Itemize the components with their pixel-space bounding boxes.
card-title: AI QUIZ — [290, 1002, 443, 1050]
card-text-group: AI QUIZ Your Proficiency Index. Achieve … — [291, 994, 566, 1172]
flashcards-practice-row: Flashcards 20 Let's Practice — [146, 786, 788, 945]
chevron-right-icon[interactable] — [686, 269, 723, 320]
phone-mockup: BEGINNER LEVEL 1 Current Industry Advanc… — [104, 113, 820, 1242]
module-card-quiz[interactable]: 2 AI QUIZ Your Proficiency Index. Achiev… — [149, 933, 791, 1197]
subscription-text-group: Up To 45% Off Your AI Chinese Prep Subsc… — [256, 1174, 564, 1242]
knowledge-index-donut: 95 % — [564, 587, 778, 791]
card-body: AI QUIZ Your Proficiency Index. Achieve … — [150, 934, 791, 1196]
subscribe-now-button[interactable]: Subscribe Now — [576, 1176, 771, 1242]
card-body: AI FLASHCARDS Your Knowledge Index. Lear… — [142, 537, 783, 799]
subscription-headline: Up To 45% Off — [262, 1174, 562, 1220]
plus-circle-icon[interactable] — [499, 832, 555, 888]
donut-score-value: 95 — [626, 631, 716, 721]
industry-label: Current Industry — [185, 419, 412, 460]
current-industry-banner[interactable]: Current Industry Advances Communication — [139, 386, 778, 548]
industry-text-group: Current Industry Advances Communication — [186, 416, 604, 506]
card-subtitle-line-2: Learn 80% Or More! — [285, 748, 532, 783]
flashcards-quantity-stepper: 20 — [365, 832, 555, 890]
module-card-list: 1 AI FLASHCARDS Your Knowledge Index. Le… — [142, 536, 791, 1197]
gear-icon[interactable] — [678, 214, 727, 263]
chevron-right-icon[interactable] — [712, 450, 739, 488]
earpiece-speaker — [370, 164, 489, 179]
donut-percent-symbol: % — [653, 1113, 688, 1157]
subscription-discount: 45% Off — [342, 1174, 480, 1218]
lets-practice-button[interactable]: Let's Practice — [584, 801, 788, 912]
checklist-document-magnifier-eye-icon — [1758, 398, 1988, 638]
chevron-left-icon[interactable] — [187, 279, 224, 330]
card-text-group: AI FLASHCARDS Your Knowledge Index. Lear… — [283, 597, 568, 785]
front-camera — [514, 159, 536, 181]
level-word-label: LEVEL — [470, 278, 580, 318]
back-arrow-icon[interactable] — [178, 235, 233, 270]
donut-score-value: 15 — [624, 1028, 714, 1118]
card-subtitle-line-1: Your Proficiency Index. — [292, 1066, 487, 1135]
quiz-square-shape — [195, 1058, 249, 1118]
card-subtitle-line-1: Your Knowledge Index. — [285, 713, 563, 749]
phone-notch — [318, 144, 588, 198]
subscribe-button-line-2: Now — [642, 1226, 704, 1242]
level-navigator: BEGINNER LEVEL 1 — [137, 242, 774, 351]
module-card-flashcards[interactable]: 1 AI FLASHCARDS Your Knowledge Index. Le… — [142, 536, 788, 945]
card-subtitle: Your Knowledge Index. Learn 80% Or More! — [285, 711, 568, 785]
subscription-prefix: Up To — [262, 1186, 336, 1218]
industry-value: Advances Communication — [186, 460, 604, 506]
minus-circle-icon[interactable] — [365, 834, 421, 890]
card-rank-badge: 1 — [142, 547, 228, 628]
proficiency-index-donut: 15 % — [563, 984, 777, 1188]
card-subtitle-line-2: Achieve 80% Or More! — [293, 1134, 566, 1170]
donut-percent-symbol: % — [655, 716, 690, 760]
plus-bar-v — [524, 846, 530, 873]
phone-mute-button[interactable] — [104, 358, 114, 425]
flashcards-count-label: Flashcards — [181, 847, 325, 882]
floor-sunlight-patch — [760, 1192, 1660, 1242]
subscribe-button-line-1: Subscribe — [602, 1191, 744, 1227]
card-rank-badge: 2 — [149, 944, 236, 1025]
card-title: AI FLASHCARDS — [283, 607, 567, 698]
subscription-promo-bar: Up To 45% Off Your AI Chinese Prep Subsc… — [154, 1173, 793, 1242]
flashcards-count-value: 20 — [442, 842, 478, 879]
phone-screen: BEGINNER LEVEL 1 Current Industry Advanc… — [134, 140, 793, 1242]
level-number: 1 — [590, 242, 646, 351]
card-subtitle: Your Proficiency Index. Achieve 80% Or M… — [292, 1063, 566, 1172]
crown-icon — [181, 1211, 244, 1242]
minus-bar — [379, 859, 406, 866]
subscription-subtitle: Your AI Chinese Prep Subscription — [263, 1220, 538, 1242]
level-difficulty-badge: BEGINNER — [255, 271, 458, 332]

# AIM
Repeat the rows verbatim, beginning at the start of the rows and continuing through the line containing "chevron-right-icon[interactable] — [686, 269, 723, 320]".

# COMPLETED TASK
Itemize the components with their pixel-space bounding boxes.
card-title: AI QUIZ — [290, 1002, 443, 1050]
card-text-group: AI QUIZ Your Proficiency Index. Achieve … — [291, 994, 566, 1172]
flashcards-practice-row: Flashcards 20 Let's Practice — [146, 786, 788, 945]
chevron-right-icon[interactable] — [686, 269, 723, 320]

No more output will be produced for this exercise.